━━━ Material provided

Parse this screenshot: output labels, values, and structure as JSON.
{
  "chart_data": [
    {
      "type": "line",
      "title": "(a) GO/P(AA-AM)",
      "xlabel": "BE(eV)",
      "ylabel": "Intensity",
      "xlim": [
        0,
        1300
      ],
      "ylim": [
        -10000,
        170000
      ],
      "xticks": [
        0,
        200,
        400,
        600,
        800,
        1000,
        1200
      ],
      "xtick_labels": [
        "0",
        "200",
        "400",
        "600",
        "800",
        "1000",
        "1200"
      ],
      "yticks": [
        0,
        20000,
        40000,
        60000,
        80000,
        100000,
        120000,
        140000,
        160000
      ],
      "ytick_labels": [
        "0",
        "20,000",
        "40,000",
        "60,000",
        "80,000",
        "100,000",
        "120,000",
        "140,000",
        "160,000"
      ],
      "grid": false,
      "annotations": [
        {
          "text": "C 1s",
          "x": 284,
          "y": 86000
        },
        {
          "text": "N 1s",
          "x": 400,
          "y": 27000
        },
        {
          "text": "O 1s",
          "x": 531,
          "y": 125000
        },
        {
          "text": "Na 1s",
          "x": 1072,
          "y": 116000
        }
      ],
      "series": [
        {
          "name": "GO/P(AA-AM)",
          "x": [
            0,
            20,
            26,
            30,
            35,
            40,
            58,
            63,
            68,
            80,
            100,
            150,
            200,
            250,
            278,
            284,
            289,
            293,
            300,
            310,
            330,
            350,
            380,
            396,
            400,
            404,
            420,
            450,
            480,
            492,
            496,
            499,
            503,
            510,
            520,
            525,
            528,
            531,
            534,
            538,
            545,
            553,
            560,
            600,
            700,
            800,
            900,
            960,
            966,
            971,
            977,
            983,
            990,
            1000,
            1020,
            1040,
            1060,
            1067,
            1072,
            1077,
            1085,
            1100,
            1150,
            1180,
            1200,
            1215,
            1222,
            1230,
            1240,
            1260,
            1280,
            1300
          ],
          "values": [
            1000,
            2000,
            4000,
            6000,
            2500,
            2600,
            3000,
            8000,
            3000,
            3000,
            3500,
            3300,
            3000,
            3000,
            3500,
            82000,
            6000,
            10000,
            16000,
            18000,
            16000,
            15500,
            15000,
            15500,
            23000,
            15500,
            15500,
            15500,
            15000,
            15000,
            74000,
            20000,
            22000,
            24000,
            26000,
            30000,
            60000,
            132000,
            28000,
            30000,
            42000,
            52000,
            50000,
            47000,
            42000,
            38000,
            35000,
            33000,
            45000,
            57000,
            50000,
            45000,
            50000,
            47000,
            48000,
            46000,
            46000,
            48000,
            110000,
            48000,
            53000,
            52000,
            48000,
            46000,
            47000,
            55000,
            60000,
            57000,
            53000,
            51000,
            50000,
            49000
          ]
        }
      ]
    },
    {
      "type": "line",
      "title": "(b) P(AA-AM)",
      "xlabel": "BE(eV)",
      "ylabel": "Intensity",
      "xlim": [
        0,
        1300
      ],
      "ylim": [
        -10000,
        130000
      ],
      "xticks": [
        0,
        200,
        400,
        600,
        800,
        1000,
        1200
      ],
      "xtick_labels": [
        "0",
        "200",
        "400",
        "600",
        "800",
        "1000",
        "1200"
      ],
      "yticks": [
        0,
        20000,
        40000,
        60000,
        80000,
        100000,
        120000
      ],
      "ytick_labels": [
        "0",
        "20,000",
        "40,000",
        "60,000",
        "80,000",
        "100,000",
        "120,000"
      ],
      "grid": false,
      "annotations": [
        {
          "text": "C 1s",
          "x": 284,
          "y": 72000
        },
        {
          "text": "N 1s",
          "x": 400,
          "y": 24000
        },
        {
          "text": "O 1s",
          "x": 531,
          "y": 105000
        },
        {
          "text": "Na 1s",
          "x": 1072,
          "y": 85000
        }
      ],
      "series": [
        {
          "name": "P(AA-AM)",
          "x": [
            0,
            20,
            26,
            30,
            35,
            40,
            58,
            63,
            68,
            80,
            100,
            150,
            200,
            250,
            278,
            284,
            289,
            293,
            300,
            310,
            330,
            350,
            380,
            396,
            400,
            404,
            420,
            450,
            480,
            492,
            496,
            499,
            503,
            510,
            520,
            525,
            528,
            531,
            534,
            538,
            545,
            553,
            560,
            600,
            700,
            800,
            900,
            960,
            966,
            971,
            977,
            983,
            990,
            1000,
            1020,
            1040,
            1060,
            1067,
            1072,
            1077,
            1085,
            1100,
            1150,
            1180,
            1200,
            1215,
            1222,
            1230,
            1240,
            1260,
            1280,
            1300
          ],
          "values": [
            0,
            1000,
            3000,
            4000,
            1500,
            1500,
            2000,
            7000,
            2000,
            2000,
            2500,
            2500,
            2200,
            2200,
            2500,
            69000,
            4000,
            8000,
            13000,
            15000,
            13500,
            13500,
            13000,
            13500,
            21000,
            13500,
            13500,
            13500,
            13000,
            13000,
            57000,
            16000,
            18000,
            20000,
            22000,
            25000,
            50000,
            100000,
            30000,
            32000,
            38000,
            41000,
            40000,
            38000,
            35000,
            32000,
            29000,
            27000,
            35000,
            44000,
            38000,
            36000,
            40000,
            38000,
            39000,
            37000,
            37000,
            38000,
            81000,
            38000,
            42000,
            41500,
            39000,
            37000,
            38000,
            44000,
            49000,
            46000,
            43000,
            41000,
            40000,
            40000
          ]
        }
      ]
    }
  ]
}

━━━━━━

● **Set task**:
Extract the complete listing verbatim.

● **Problem solution**:
Parse this screenshot: output labels, values, and structure as JSON.
{
  "chart_data": [
    {
      "type": "line",
      "title": "(a) GO/P(AA-AM)",
      "xlabel": "BE(eV)",
      "ylabel": "Intensity",
      "xlim": [
        0,
        1300
      ],
      "ylim": [
        -10000,
        170000
      ],
      "xticks": [
        0,
        200,
        400,
        600,
        800,
        1000,
        1200
      ],
      "xtick_labels": [
        "0",
        "200",
        "400",
        "600",
        "800",
        "1000",
        "1200"
      ],
      "yticks": [
        0,
        20000,
        40000,
        60000,
        80000,
        100000,
        120000,
        140000,
        160000
      ],
      "ytick_labels": [
        "0",
        "20,000",
        "40,000",
        "60,000",
        "80,000",
        "100,000",
        "120,000",
        "140,000",
        "160,000"
      ],
      "grid": false,
      "annotations": [
        {
          "text": "C 1s",
          "x": 284,
          "y": 86000
        },
        {
          "text": "N 1s",
          "x": 400,
          "y": 27000
        },
        {
          "text": "O 1s",
          "x": 531,
          "y": 125000
        },
        {
          "text": "Na 1s",
          "x": 1072,
          "y": 116000
        }
      ],
      "series": [
        {
          "name": "GO/P(AA-AM)",
          "x": [
            0,
            20,
            26,
            30,
            35,
            40,
            58,
            63,
            68,
            80,
            100,
            150,
            200,
            250,
            278,
            284,
            289,
            293,
            300,
            310,
            330,
            350,
            380,
            396,
            400,
            404,
            420,
            450,
            480,
            492,
            496,
            499,
            503,
            510,
            520,
            525,
            528,
            531,
            534,
            538,
            545,
            553,
            560,
            600,
            700,
            800,
            900,
            960,
            966,
            971,
            977,
            983,
            990,
            1000,
            1020,
            1040,
            1060,
            1067,
            1072,
            1077,
            1085,
            1100,
            1150,
            1180,
            1200,
            1215,
            1222,
            1230,
            1240,
            1260,
            1280,
            1300
          ],
          "values": [
            1000,
            2000,
            4000,
            6000,
            2500,
            2600,
            3000,
            8000,
            3000,
            3000,
            3500,
            3300,
            3000,
            3000,
            3500,
            82000,
            6000,
            10000,
            16000,
            18000,
            16000,
            15500,
            15000,
            15500,
            23000,
            15500,
            15500,
            15500,
            15000,
            15000,
            74000,
            20000,
            22000,
            24000,
            26000,
            30000,
            60000,
            132000,
            28000,
            30000,
            42000,
            52000,
            50000,
            47000,
            42000,
            38000,
            35000,
            33000,
            45000,
            57000,
            50000,
            45000,
            50000,
            47000,
            48000,
            46000,
            46000,
            48000,
            110000,
            48000,
            53000,
            52000,
            48000,
            46000,
            47000,
            55000,
            60000,
            57000,
            53000,
            51000,
            50000,
            49000
          ]
        }
      ]
    },
    {
      "type": "line",
      "title": "(b) P(AA-AM)",
      "xlabel": "BE(eV)",
      "ylabel": "Intensity",
      "xlim": [
        0,
        1300
      ],
      "ylim": [
        -10000,
        130000
      ],
      "xticks": [
        0,
        200,
        400,
        600,
        800,
        1000,
        1200
      ],
      "xtick_labels": [
        "0",
        "200",
        "400",
        "600",
        "800",
        "1000",
        "1200"
      ],
      "yticks": [
        0,
        20000,
        40000,
        60000,
        80000,
        100000,
        120000
      ],
      "ytick_labels": [
        "0",
        "20,000",
        "40,000",
        "60,000",
        "80,000",
        "100,000",
        "120,000"
      ],
      "grid": false,
      "annotations": [
        {
          "text": "C 1s",
          "x": 284,
          "y": 72000
        },
        {
          "text": "N 1s",
          "x": 400,
          "y": 24000
        },
        {
          "text": "O 1s",
          "x": 531,
          "y": 105000
        },
        {
          "text": "Na 1s",
          "x": 1072,
          "y": 85000
        }
      ],
      "series": [
        {
          "name": "P(AA-AM)",
          "x": [
            0,
            20,
            26,
            30,
            35,
            40,
            58,
            63,
            68,
            80,
            100,
            150,
            200,
            250,
            278,
            284,
            289,
            293,
            300,
            310,
            330,
            350,
            380,
            396,
            400,
            404,
            420,
            450,
            480,
            492,
            496,
            499,
            503,
            510,
            520,
            525,
            528,
            531,
            534,
            538,
            545,
            553,
            560,
            600,
            700,
            800,
            900,
            960,
            966,
            971,
            977,
            983,
            990,
            1000,
            1020,
            1040,
            1060,
            1067,
            1072,
            1077,
            1085,
            1100,
            1150,
            1180,
            1200,
            1215,
            1222,
            1230,
            1240,
            1260,
            1280,
            1300
          ],
          "values": [
            0,
            1000,
            3000,
            4000,
            1500,
            1500,
            2000,
            7000,
            2000,
            2000,
            2500,
            2500,
            2200,
            2200,
            2500,
            69000,
            4000,
            8000,
            13000,
            15000,
            13500,
            13500,
            13000,
            13500,
            21000,
            13500,
            13500,
            13500,
            13000,
            13000,
            57000,
            16000,
            18000,
            20000,
            22000,
            25000,
            50000,
            100000,
            30000,
            32000,
            38000,
            41000,
            40000,
            38000,
            35000,
            32000,
            29000,
            27000,
            35000,
            44000,
            38000,
            36000,
            40000,
            38000,
            39000,
            37000,
            37000,
            38000,
            81000,
            38000,
            42000,
            41500,
            39000,
            37000,
            38000,
            44000,
            49000,
            46000,
            43000,
            41000,
            40000,
            40000
          ]
        }
      ]
    }
  ]
}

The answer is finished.